= What this task involves =
Write the records below out in full, character for character, with no pictures.

══ Data shown

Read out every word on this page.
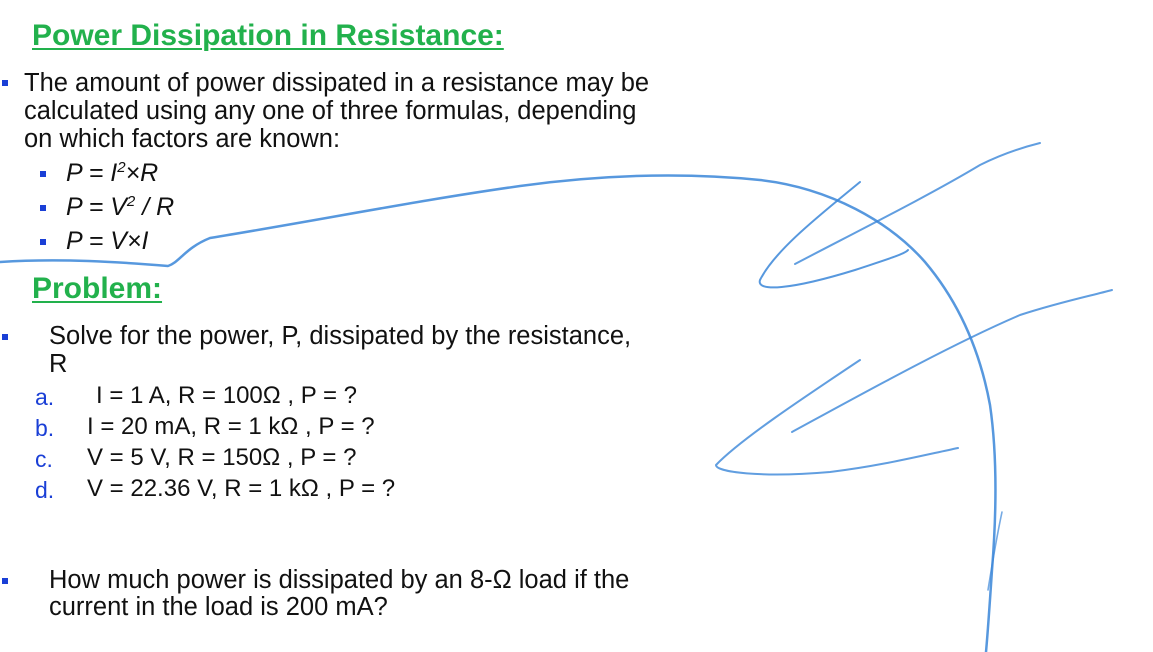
Power Dissipation in Resistance:
The amount of power dissipated in a resistance may be
calculated using any one of three formulas, depending
on which factors are known:
$P = I^2\times R$
$P = V^2 / R$
P = V×I
Problem:
Solve for the power, P, dissipated by the resistance,
R
a. I = 1 A, R = 100Ω , P = ?
b. I = 20 mA, R = 1 kΩ , P = ?
c. V = 5 V, R = 150Ω , P = ?
d. V = 22.36 V, R = 1 kΩ , P = ?
How much power is dissipated by an 8-Ω load if the
current in the load is 200 mA?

════

= Complete answer =
Read out every word on this page.
Power Dissipation in Resistance:
The amount of power dissipated in a resistance may be
calculated using any one of three formulas, depending
on which factors are known:
$P = I^2\times R$
$P = V^2 / R$
P = V×I
Problem:
Solve for the power, P, dissipated by the resistance,
R
a. I = 1 A, R = 100Ω , P = ?
b. I = 20 mA, R = 1 kΩ , P = ?
c. V = 5 V, R = 150Ω , P = ?
d. V = 22.36 V, R = 1 kΩ , P = ?
How much power is dissipated by an 8-Ω load if the
current in the load is 200 mA?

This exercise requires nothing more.